• **DATA ENTRIES**:
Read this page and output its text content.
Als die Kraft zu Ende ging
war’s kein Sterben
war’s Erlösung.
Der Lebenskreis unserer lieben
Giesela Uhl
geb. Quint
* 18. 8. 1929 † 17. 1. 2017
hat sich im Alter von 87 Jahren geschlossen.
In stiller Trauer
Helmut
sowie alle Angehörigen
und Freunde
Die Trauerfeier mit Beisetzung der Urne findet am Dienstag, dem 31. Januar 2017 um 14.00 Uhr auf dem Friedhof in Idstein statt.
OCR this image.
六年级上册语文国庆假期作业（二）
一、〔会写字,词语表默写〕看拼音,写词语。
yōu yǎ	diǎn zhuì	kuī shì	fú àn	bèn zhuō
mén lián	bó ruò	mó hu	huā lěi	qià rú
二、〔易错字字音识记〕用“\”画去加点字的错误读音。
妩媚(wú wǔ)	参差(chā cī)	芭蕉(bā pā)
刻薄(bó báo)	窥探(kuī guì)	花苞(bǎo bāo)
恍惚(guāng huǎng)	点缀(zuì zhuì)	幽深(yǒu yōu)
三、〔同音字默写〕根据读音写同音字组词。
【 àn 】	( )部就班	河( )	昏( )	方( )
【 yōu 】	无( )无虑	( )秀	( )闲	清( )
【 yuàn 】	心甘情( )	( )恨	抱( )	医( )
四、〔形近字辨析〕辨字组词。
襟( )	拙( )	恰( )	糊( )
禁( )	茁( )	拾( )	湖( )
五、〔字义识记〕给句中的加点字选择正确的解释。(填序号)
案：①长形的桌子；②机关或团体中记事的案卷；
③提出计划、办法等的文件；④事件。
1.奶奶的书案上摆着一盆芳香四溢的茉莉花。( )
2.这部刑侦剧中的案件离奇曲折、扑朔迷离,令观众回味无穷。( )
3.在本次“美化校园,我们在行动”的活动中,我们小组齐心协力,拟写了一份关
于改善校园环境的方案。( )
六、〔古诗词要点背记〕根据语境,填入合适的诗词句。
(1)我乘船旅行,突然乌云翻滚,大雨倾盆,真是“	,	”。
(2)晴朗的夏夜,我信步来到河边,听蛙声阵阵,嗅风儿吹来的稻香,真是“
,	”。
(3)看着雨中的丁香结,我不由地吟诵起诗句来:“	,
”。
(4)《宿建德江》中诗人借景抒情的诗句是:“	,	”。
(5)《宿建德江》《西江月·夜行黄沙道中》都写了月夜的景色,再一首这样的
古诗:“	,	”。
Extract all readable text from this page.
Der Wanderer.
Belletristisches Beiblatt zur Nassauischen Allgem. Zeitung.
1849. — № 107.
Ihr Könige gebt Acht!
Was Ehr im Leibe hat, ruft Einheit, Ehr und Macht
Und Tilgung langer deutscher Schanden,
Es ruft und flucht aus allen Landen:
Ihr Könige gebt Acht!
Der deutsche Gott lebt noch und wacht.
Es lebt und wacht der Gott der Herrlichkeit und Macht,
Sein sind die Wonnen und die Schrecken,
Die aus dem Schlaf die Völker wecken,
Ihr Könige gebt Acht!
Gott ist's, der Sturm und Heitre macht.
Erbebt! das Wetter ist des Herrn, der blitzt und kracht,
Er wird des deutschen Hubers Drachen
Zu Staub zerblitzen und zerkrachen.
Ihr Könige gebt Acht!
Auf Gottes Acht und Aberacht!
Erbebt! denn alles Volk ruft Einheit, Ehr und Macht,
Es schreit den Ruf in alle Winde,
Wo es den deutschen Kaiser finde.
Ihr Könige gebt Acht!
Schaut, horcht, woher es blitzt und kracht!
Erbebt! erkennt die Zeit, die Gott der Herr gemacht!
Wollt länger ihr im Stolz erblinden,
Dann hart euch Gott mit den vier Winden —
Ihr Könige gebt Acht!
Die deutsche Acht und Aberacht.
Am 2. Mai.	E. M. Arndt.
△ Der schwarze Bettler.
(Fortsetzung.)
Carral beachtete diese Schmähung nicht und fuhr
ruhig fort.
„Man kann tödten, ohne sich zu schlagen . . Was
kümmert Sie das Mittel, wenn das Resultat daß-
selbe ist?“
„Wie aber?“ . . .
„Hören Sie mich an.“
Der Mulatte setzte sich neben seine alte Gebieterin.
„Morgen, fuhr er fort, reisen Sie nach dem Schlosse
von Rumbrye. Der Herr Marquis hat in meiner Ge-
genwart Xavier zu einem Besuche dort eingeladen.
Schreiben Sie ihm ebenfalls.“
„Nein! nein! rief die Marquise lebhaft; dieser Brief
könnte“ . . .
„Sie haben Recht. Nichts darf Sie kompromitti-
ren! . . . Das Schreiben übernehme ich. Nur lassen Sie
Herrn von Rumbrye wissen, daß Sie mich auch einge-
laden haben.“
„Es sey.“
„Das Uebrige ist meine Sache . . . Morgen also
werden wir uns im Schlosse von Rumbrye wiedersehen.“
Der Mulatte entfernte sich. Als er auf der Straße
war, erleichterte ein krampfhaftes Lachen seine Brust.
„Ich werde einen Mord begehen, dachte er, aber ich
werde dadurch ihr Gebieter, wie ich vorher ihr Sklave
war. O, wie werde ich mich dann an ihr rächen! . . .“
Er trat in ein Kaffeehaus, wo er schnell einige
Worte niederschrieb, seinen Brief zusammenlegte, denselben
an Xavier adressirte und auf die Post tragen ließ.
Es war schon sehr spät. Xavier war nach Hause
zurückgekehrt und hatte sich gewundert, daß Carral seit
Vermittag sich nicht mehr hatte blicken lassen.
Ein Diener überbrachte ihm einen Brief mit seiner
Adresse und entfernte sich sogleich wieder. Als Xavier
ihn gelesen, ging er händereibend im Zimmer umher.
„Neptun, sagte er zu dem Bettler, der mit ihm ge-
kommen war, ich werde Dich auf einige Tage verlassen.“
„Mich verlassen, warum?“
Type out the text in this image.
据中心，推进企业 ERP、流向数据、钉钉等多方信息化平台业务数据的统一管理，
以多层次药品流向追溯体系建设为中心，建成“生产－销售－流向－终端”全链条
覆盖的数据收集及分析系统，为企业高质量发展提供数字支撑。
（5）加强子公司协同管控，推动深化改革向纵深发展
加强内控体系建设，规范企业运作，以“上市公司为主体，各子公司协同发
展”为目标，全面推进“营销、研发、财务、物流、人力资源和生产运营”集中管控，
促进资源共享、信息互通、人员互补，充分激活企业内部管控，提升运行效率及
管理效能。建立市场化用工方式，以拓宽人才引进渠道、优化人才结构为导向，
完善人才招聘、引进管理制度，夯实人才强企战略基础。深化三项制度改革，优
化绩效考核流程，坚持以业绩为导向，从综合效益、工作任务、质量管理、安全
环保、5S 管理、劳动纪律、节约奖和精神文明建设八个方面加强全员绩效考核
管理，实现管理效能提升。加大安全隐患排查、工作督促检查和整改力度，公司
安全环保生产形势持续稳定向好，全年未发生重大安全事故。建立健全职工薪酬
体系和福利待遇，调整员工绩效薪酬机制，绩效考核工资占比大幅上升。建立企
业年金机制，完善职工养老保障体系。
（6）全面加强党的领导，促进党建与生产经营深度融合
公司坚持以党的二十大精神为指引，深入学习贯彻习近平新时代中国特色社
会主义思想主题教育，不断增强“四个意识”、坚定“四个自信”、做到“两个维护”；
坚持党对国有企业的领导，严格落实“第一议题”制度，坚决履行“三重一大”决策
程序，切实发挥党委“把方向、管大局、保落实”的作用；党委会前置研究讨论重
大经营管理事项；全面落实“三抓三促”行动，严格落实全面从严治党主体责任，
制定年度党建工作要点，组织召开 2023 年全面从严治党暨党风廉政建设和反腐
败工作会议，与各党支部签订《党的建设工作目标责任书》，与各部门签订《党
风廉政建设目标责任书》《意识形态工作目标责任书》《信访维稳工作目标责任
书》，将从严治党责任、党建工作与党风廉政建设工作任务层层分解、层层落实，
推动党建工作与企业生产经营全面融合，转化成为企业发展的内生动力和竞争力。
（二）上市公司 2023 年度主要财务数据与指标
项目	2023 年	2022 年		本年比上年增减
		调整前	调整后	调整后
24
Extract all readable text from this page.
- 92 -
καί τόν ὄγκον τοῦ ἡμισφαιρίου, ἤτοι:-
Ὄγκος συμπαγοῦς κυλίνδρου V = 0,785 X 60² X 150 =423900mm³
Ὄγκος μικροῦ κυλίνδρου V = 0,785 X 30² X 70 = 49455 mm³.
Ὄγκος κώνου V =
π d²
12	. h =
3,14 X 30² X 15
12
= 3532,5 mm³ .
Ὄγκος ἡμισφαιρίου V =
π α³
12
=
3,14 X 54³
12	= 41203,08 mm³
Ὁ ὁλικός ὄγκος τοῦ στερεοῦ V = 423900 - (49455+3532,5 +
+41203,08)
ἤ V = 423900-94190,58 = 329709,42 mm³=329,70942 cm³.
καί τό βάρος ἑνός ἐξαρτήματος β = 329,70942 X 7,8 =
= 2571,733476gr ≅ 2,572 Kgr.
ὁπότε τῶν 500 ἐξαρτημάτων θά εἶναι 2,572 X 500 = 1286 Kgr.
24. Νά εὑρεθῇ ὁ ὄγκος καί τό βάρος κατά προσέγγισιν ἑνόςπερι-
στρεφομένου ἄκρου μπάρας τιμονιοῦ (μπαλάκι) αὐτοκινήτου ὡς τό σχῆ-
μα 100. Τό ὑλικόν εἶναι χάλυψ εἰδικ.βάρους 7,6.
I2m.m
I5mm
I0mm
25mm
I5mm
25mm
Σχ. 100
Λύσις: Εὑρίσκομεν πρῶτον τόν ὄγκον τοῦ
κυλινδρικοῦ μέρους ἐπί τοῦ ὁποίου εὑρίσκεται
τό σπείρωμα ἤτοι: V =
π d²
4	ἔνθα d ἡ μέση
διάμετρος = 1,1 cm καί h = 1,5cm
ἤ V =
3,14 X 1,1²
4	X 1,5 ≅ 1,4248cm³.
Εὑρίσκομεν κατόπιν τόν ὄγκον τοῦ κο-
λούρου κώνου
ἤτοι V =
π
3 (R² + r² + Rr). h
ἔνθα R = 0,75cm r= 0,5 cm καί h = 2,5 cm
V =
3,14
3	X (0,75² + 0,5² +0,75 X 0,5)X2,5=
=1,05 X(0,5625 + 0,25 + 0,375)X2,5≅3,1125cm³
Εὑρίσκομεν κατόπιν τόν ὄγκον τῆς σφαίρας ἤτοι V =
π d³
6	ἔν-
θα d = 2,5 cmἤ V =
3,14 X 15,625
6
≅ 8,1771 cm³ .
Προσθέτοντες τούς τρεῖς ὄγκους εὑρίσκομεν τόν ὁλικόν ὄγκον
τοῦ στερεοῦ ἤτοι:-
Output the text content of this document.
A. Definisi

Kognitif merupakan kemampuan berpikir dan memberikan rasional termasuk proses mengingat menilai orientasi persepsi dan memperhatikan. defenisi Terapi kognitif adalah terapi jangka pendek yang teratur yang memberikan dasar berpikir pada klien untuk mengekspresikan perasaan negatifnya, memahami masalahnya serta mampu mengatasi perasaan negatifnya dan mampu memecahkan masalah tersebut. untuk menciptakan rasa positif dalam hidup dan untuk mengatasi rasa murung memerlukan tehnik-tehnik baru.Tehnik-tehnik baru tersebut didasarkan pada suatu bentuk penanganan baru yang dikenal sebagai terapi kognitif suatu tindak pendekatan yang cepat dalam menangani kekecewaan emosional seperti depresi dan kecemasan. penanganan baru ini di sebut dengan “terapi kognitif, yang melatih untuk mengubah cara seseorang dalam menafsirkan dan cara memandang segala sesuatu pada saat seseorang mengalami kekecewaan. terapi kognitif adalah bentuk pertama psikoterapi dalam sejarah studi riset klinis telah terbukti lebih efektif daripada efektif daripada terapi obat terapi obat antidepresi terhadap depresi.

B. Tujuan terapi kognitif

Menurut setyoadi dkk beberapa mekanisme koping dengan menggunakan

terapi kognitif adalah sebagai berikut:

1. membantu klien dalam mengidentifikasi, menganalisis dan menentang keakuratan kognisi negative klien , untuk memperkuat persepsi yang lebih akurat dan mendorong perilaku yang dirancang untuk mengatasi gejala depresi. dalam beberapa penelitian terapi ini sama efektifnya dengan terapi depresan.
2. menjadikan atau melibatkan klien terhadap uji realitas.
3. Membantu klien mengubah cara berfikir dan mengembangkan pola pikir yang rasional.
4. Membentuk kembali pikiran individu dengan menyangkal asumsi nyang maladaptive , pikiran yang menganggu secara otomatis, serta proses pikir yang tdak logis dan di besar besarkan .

• **EXERCISE REQUIREMENTS**: Give only the number of lines in the data that include the string "Rumbrye".

• **SOLUTION FOR THIS TASK**: 3